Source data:
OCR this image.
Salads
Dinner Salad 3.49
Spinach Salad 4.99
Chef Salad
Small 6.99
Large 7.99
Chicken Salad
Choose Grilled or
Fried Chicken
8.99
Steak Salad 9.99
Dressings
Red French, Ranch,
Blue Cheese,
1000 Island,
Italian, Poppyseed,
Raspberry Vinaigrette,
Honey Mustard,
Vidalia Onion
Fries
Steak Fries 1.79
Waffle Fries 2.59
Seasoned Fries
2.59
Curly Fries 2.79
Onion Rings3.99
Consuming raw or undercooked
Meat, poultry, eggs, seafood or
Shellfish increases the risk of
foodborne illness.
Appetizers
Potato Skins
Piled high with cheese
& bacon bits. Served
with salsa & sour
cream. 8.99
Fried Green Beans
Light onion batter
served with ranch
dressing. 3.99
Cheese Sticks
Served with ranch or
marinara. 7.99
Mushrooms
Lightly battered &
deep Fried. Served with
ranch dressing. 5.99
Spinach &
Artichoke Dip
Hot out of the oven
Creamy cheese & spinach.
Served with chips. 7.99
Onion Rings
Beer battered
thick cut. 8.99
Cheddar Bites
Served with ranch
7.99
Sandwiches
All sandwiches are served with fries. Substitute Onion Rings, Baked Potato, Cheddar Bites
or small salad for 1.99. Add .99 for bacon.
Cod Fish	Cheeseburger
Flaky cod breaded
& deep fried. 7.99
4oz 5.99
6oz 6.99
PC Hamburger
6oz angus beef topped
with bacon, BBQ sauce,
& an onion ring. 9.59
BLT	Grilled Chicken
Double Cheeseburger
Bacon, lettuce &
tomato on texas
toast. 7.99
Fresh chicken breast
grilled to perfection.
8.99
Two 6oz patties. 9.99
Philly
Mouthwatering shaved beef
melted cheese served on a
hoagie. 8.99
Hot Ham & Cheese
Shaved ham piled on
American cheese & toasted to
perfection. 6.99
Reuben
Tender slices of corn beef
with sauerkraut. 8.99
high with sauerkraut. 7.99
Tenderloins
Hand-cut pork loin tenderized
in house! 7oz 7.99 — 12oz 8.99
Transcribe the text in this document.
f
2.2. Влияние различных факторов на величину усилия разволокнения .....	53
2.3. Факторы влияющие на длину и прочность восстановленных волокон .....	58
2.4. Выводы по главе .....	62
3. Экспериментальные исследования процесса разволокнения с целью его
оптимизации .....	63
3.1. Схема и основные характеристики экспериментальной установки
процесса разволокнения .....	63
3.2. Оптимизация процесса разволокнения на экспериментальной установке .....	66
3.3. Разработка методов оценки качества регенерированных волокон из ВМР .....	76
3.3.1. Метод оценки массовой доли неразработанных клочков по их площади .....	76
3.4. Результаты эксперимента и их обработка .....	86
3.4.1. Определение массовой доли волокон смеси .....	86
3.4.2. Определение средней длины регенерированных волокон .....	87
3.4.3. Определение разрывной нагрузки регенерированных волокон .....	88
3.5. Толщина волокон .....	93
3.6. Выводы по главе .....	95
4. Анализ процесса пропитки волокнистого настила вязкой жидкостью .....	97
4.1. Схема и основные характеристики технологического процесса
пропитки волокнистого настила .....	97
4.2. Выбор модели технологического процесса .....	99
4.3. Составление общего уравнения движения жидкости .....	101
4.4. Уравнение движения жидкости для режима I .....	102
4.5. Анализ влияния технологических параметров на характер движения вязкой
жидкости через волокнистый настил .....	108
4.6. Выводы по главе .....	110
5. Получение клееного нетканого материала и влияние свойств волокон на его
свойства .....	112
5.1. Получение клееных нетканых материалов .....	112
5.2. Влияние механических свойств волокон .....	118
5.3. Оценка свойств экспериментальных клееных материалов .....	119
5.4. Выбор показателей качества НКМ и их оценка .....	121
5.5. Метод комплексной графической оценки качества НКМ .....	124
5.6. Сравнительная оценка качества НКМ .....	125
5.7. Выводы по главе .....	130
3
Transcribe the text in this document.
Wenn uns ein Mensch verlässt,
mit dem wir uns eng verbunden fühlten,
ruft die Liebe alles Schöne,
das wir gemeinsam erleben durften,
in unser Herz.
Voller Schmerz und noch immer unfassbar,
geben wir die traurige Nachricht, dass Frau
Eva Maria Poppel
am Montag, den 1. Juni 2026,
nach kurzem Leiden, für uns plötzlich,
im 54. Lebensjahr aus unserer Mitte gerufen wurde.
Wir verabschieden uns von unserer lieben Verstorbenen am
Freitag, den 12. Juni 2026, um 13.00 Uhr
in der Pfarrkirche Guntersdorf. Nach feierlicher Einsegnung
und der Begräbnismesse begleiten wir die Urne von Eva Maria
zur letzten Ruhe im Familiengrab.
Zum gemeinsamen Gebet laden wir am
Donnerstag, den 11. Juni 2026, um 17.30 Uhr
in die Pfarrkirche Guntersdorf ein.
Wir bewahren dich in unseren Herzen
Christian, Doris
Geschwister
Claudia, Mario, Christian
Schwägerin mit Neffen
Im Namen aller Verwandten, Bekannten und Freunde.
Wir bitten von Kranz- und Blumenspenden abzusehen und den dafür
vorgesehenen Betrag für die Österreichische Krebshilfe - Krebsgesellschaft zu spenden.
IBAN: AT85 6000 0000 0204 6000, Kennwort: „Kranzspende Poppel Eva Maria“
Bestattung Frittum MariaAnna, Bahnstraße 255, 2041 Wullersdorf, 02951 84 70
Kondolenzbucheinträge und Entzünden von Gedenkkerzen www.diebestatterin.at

* Description of the task
Where a line above holds the string "Анализ", show that line.

* The completed task
4. Анализ процесса пропитки волокнистого настила вязкой жидкостью .....	97
4.5. Анализ влияния технологических параметров на характер движения вязкой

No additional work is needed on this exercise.